== What you are asked to do ==
Produce an exact copy of all the records.

--------------------------------------------------

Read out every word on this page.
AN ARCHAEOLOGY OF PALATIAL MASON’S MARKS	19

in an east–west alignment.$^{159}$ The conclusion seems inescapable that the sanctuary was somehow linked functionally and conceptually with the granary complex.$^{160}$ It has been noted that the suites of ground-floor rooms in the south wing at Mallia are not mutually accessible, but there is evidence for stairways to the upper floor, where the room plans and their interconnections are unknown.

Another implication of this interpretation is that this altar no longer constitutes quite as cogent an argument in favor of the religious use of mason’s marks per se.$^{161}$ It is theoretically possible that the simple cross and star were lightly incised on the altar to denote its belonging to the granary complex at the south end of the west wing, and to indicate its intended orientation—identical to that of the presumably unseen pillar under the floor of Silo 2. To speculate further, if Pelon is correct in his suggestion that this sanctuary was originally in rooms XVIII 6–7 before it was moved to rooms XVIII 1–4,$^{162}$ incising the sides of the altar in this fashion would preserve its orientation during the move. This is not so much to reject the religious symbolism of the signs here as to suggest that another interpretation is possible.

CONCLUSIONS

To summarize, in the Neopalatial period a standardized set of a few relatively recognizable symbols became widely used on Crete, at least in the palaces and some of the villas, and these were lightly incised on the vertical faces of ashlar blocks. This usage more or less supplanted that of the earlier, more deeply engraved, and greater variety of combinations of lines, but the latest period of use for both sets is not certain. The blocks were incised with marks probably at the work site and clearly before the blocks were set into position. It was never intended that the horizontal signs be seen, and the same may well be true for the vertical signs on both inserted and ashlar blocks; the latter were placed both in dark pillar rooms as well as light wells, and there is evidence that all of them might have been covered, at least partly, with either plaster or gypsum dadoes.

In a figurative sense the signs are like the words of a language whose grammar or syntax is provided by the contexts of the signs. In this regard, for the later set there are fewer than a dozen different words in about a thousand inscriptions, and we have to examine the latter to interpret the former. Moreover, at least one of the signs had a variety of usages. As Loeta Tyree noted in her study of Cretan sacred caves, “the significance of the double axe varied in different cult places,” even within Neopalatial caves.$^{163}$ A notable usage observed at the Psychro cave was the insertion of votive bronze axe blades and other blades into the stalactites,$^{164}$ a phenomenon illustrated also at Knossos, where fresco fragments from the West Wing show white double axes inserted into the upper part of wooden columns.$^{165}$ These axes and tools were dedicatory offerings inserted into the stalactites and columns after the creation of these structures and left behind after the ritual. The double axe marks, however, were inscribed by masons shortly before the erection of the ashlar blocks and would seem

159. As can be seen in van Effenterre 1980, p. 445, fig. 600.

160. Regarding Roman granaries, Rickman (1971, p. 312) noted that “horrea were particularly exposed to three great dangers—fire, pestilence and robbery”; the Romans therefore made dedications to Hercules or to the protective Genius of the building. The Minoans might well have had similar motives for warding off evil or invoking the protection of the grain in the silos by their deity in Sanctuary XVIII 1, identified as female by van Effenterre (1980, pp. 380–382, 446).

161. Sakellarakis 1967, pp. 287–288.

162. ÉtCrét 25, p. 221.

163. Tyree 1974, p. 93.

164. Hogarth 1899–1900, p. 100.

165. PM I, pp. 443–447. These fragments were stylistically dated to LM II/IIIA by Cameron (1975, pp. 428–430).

--------------------------------------------------

== Problem solution ==
Read out every word on this page.
AN ARCHAEOLOGY OF PALATIAL MASON’S MARKS	19

in an east–west alignment.$^{159}$ The conclusion seems inescapable that the sanctuary was somehow linked functionally and conceptually with the granary complex.$^{160}$ It has been noted that the suites of ground-floor rooms in the south wing at Mallia are not mutually accessible, but there is evidence for stairways to the upper floor, where the room plans and their interconnections are unknown.

Another implication of this interpretation is that this altar no longer constitutes quite as cogent an argument in favor of the religious use of mason’s marks per se.$^{161}$ It is theoretically possible that the simple cross and star were lightly incised on the altar to denote its belonging to the granary complex at the south end of the west wing, and to indicate its intended orientation—identical to that of the presumably unseen pillar under the floor of Silo 2. To speculate further, if Pelon is correct in his suggestion that this sanctuary was originally in rooms XVIII 6–7 before it was moved to rooms XVIII 1–4,$^{162}$ incising the sides of the altar in this fashion would preserve its orientation during the move. This is not so much to reject the religious symbolism of the signs here as to suggest that another interpretation is possible.

CONCLUSIONS

To summarize, in the Neopalatial period a standardized set of a few relatively recognizable symbols became widely used on Crete, at least in the palaces and some of the villas, and these were lightly incised on the vertical faces of ashlar blocks. This usage more or less supplanted that of the earlier, more deeply engraved, and greater variety of combinations of lines, but the latest period of use for both sets is not certain. The blocks were incised with marks probably at the work site and clearly before the blocks were set into position. It was never intended that the horizontal signs be seen, and the same may well be true for the vertical signs on both inserted and ashlar blocks; the latter were placed both in dark pillar rooms as well as light wells, and there is evidence that all of them might have been covered, at least partly, with either plaster or gypsum dadoes.

In a figurative sense the signs are like the words of a language whose grammar or syntax is provided by the contexts of the signs. In this regard, for the later set there are fewer than a dozen different words in about a thousand inscriptions, and we have to examine the latter to interpret the former. Moreover, at least one of the signs had a variety of usages. As Loeta Tyree noted in her study of Cretan sacred caves, “the significance of the double axe varied in different cult places,” even within Neopalatial caves.$^{163}$ A notable usage observed at the Psychro cave was the insertion of votive bronze axe blades and other blades into the stalactites,$^{164}$ a phenomenon illustrated also at Knossos, where fresco fragments from the West Wing show white double axes inserted into the upper part of wooden columns.$^{165}$ These axes and tools were dedicatory offerings inserted into the stalactites and columns after the creation of these structures and left behind after the ritual. The double axe marks, however, were inscribed by masons shortly before the erection of the ashlar blocks and would seem

159. As can be seen in van Effenterre 1980, p. 445, fig. 600.

160. Regarding Roman granaries, Rickman (1971, p. 312) noted that “horrea were particularly exposed to three great dangers—fire, pestilence and robbery”; the Romans therefore made dedications to Hercules or to the protective Genius of the building. The Minoans might well have had similar motives for warding off evil or invoking the protection of the grain in the silos by their deity in Sanctuary XVIII 1, identified as female by van Effenterre (1980, pp. 380–382, 446).

161. Sakellarakis 1967, pp. 287–288.

162. ÉtCrét 25, p. 221.

163. Tyree 1974, p. 93.

164. Hogarth 1899–1900, p. 100.

165. PM I, pp. 443–447. These fragments were stylistically dated to LM II/IIIA by Cameron (1975, pp. 428–430).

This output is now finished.